TEXTE À EXAMINER:
********************

Rapport coût-efficacité

Selon une analyse de coût canadienne fondée sur les résultats de la principale étude randomisée sur le traitement d’entretien par le rituximab chez des patients dont le lymphome folliculaire était réfractaire ou récidivant, cette stratégie est hautement efficiente. Comme le souligne le Dr Joseph Mikhael, division d’hématologie, UHN-Princess Margaret Hospital, et professeur adjoint de médecine, University of Toronto, Ontario, le modèle simule l’évolution de la maladie, depuis l’absence de progression jusqu’à la présence de progression ou à la mort, en utilisant les données de cette étude pivot. «Dans le modèle de base, on supposait qu’un traitement d’entretien par le rituximab permettait une SSP et une SG de seulement cinq ans, ce qui était prudent», précise-t-il. Les frais médicaux directs annuels, y compris les coûts d’achat et d’administration du médicament, ont été calculés en dollars canadiens de 2005. Les résultats de ce modèle indiquent que le traitement d’entretien par le rituximab a permis un gain de 0,8 année sans invalidité (QALY, pour quality-adjusted life years), pour un coût supplémentaire de 17 136 $. Le coût approximatif de chaque QALY gagnée était de 20 428 $, ce qui est bien inférieur au seuil de 50 000 $ par QALY qui a été établi pour déterminer l’efficience de la plupart des interventions. «Ce modèle pharmaco-économique montre que le traitement d’entretien par le rituximab offre un bon rapport coût-efficacité dans le lymphome folliculaire», conclut le Dr Mikhael.

********************

[Entrées du jeu de données]
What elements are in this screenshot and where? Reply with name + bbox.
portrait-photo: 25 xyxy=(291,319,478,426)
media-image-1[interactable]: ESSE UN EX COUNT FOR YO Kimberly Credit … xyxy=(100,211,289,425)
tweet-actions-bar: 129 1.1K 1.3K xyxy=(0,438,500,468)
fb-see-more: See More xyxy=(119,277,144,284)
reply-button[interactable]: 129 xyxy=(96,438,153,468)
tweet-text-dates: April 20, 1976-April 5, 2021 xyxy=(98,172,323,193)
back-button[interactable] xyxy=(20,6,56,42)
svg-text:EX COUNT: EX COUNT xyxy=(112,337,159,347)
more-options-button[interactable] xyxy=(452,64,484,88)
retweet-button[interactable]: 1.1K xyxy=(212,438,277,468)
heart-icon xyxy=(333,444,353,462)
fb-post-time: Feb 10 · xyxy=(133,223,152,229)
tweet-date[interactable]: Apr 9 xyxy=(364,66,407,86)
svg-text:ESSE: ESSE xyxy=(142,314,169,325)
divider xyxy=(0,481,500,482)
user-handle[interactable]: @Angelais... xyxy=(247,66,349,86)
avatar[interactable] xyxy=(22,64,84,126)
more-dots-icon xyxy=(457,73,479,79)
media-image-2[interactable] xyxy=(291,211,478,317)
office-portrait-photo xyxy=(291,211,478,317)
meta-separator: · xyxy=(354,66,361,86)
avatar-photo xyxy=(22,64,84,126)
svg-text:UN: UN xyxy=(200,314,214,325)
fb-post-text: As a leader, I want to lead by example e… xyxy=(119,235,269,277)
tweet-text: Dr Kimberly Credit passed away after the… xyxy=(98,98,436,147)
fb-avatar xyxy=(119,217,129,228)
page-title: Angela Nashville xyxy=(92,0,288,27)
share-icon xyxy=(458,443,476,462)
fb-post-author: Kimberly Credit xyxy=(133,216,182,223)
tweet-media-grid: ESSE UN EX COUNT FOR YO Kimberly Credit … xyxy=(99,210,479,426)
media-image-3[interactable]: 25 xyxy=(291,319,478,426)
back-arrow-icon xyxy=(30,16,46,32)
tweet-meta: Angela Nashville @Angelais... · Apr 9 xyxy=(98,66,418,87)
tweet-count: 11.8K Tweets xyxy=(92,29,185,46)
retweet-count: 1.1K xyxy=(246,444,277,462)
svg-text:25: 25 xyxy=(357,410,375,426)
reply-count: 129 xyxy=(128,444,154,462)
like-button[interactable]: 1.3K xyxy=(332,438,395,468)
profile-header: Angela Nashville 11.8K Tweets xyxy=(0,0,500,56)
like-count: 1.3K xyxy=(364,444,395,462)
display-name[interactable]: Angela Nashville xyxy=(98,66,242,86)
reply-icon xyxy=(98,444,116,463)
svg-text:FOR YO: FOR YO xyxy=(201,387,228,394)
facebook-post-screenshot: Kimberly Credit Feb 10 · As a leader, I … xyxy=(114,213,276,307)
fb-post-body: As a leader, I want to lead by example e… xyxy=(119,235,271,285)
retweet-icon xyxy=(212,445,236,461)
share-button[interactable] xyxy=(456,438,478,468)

********************

ÉNONCÉ: Recopiez intégralement, sans rien modifier, le texte sur le rapport coût-efficacité du traitement d’entretien par le rituximab.

RÉPONSE RÉDIGÉE:
Rapport coût-efficacité

Selon une analyse de coût canadienne fondée sur les résultats de la principale étude randomisée sur le traitement d’entretien par le rituximab chez des patients dont le lymphome folliculaire était réfractaire ou récidivant, cette stratégie est hautement efficiente. Comme le souligne le Dr Joseph Mikhael, division d’hématologie, UHN-Princess Margaret Hospital, et professeur adjoint de médecine, University of Toronto, Ontario, le modèle simule l’évolution de la maladie, depuis l’absence de progression jusqu’à la présence de progression ou à la mort, en utilisant les données de cette étude pivot. «Dans le modèle de base, on supposait qu’un traitement d’entretien par le rituximab permettait une SSP et une SG de seulement cinq ans, ce qui était prudent», précise-t-il. Les frais médicaux directs annuels, y compris les coûts d’achat et d’administration du médicament, ont été calculés en dollars canadiens de 2005. Les résultats de ce modèle indiquent que le traitement d’entretien par le rituximab a permis un gain de 0,8 année sans invalidité (QALY, pour quality-adjusted life years), pour un coût supplémentaire de 17 136 $. Le coût approximatif de chaque QALY gagnée était de 20 428 $, ce qui est bien inférieur au seuil de 50 000 $ par QALY qui a été établi pour déterminer l’efficience de la plupart des interventions. «Ce modèle pharmaco-économique montre que le traitement d’entretien par le rituximab offre un bon rapport coût-efficacité dans le lymphome folliculaire», conclut le Dr Mikhael.